● RECORDS SHOWN:
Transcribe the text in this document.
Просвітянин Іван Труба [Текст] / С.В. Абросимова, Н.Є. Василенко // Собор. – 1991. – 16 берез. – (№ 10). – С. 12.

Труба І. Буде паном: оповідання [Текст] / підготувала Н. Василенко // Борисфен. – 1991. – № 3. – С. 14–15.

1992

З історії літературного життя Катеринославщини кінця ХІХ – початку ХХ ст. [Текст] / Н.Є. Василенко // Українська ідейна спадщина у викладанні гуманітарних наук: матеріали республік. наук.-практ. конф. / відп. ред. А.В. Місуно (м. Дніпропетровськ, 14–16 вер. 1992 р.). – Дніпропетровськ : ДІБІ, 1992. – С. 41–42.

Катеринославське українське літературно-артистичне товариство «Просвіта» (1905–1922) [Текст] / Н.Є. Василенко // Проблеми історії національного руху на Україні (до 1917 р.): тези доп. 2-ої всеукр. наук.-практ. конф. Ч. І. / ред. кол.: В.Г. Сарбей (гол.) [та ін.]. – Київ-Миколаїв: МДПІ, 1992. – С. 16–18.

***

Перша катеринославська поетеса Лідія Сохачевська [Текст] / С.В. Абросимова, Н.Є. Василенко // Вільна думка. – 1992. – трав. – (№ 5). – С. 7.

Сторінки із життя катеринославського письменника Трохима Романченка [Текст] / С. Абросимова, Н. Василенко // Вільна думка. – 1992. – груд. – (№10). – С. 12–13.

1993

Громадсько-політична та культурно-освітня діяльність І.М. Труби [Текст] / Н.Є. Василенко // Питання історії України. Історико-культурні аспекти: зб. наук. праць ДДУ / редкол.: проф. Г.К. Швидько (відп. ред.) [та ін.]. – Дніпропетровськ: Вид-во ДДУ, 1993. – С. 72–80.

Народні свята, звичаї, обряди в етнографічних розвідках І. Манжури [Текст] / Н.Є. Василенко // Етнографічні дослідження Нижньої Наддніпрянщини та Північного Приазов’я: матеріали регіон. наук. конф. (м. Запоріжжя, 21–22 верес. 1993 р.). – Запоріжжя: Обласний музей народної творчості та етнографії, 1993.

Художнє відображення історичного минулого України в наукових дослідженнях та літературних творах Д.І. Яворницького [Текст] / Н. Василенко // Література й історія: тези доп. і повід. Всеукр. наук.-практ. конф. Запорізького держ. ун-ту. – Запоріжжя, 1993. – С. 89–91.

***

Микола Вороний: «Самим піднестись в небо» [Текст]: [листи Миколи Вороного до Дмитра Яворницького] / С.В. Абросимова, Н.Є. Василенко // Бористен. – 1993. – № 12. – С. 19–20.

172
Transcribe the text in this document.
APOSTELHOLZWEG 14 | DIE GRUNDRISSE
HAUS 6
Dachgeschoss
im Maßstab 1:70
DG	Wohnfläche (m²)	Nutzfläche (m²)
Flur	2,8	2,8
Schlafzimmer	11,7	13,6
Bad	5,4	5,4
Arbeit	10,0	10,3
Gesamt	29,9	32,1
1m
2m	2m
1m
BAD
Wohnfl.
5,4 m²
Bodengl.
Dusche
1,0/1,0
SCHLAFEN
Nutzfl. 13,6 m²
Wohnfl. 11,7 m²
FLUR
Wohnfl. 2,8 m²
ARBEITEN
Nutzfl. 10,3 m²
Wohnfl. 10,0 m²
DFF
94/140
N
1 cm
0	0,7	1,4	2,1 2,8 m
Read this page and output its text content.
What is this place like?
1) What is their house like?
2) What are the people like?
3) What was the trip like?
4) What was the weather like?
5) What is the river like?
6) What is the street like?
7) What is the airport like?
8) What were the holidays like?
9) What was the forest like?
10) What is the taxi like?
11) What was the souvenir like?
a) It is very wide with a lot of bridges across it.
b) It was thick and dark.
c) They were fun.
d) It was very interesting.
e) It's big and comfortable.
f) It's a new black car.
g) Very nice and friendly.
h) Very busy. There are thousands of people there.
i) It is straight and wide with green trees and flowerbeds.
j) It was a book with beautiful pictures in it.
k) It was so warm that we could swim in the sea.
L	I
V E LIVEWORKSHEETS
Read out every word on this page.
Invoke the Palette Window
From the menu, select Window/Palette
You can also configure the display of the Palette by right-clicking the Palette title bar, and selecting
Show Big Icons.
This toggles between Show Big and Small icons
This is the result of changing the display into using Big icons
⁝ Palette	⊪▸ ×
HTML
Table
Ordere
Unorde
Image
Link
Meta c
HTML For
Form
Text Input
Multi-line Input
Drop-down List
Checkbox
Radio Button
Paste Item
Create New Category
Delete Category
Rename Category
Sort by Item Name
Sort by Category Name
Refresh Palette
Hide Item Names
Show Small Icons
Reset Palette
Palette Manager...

● WHAT NEEDS TO BE DONE: The records above must be output exactly, in full.

● TASK RESULT:
Transcribe the text in this document.
Просвітянин Іван Труба [Текст] / С.В. Абросимова, Н.Є. Василенко // Собор. – 1991. – 16 берез. – (№ 10). – С. 12.

Труба І. Буде паном: оповідання [Текст] / підготувала Н. Василенко // Борисфен. – 1991. – № 3. – С. 14–15.

1992

З історії літературного життя Катеринославщини кінця ХІХ – початку ХХ ст. [Текст] / Н.Є. Василенко // Українська ідейна спадщина у викладанні гуманітарних наук: матеріали республік. наук.-практ. конф. / відп. ред. А.В. Місуно (м. Дніпропетровськ, 14–16 вер. 1992 р.). – Дніпропетровськ : ДІБІ, 1992. – С. 41–42.

Катеринославське українське літературно-артистичне товариство «Просвіта» (1905–1922) [Текст] / Н.Є. Василенко // Проблеми історії національного руху на Україні (до 1917 р.): тези доп. 2-ої всеукр. наук.-практ. конф. Ч. І. / ред. кол.: В.Г. Сарбей (гол.) [та ін.]. – Київ-Миколаїв: МДПІ, 1992. – С. 16–18.

***

Перша катеринославська поетеса Лідія Сохачевська [Текст] / С.В. Абросимова, Н.Є. Василенко // Вільна думка. – 1992. – трав. – (№ 5). – С. 7.

Сторінки із життя катеринославського письменника Трохима Романченка [Текст] / С. Абросимова, Н. Василенко // Вільна думка. – 1992. – груд. – (№10). – С. 12–13.

1993

Громадсько-політична та культурно-освітня діяльність І.М. Труби [Текст] / Н.Є. Василенко // Питання історії України. Історико-культурні аспекти: зб. наук. праць ДДУ / редкол.: проф. Г.К. Швидько (відп. ред.) [та ін.]. – Дніпропетровськ: Вид-во ДДУ, 1993. – С. 72–80.

Народні свята, звичаї, обряди в етнографічних розвідках І. Манжури [Текст] / Н.Є. Василенко // Етнографічні дослідження Нижньої Наддніпрянщини та Північного Приазов’я: матеріали регіон. наук. конф. (м. Запоріжжя, 21–22 верес. 1993 р.). – Запоріжжя: Обласний музей народної творчості та етнографії, 1993.

Художнє відображення історичного минулого України в наукових дослідженнях та літературних творах Д.І. Яворницького [Текст] / Н. Василенко // Література й історія: тези доп. і повід. Всеукр. наук.-практ. конф. Запорізького держ. ун-ту. – Запоріжжя, 1993. – С. 89–91.

***

Микола Вороний: «Самим піднестись в небо» [Текст]: [листи Миколи Вороного до Дмитра Яворницького] / С.В. Абросимова, Н.Є. Василенко // Бористен. – 1993. – № 12. – С. 19–20.

172
Transcribe the text in this document.
APOSTELHOLZWEG 14 | DIE GRUNDRISSE
HAUS 6
Dachgeschoss
im Maßstab 1:70
DG	Wohnfläche (m²)	Nutzfläche (m²)
Flur	2,8	2,8
Schlafzimmer	11,7	13,6
Bad	5,4	5,4
Arbeit	10,0	10,3
Gesamt	29,9	32,1
1m
2m	2m
1m
BAD
Wohnfl.
5,4 m²
Bodengl.
Dusche
1,0/1,0
SCHLAFEN
Nutzfl. 13,6 m²
Wohnfl. 11,7 m²
FLUR
Wohnfl. 2,8 m²
ARBEITEN
Nutzfl. 10,3 m²
Wohnfl. 10,0 m²
DFF
94/140
N
1 cm
0	0,7	1,4	2,1 2,8 m
Read this page and output its text content.
What is this place like?
1) What is their house like?
2) What are the people like?
3) What was the trip like?
4) What was the weather like?
5) What is the river like?
6) What is the street like?
7) What is the airport like?
8) What were the holidays like?
9) What was the forest like?
10) What is the taxi like?
11) What was the souvenir like?
a) It is very wide with a lot of bridges across it.
b) It was thick and dark.
c) They were fun.
d) It was very interesting.
e) It's big and comfortable.
f) It's a new black car.
g) Very nice and friendly.
h) Very busy. There are thousands of people there.
i) It is straight and wide with green trees and flowerbeds.
j) It was a book with beautiful pictures in it.
k) It was so warm that we could swim in the sea.
L	I
V E LIVEWORKSHEETS
Read out every word on this page.
Invoke the Palette Window
From the menu, select Window/Palette
You can also configure the display of the Palette by right-clicking the Palette title bar, and selecting
Show Big Icons.
This toggles between Show Big and Small icons
This is the result of changing the display into using Big icons
⁝ Palette	⊪▸ ×
HTML
Table
Ordere
Unorde
Image
Link
Meta c
HTML For
Form
Text Input
Multi-line Input
Drop-down List
Checkbox
Radio Button
Paste Item
Create New Category
Delete Category
Rename Category
Sort by Item Name
Sort by Category Name
Refresh Palette
Hide Item Names
Show Small Icons
Reset Palette
Palette Manager...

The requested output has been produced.